(Collected data entries)
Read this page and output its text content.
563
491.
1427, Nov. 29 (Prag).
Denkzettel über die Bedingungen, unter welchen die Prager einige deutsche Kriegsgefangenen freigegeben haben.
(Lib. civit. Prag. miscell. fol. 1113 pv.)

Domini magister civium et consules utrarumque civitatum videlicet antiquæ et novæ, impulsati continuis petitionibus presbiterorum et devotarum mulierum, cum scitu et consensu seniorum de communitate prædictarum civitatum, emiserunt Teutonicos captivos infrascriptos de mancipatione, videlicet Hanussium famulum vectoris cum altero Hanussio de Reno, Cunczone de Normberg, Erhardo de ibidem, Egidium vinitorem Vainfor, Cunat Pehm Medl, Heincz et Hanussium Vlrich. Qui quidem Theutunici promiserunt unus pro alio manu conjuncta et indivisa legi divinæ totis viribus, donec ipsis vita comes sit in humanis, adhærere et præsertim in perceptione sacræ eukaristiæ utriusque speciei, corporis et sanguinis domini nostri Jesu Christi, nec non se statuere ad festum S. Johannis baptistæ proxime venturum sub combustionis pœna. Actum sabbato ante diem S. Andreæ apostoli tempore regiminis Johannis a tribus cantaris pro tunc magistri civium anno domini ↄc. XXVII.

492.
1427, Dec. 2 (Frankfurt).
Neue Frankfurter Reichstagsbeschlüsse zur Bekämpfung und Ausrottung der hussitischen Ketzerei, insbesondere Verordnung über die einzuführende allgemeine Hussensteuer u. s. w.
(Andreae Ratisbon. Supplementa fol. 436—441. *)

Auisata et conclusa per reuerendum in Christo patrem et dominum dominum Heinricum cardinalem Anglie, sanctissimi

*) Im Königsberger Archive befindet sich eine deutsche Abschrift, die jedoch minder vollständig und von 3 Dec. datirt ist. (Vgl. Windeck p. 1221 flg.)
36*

WHAT YOU HAVE TO DO: Copy each line that contains the word "über".

REPLY:
Denkzettel über die Bedingungen, unter welchen die Prager einige deutsche Kriegsgefangenen freigegeben haben.
Neue Frankfurter Reichstagsbeschlüsse zur Bekämpfung und Ausrottung der hussitischen Ketzerei, insbesondere Verordnung über die einzuführende allgemeine Hussensteuer u. s. w.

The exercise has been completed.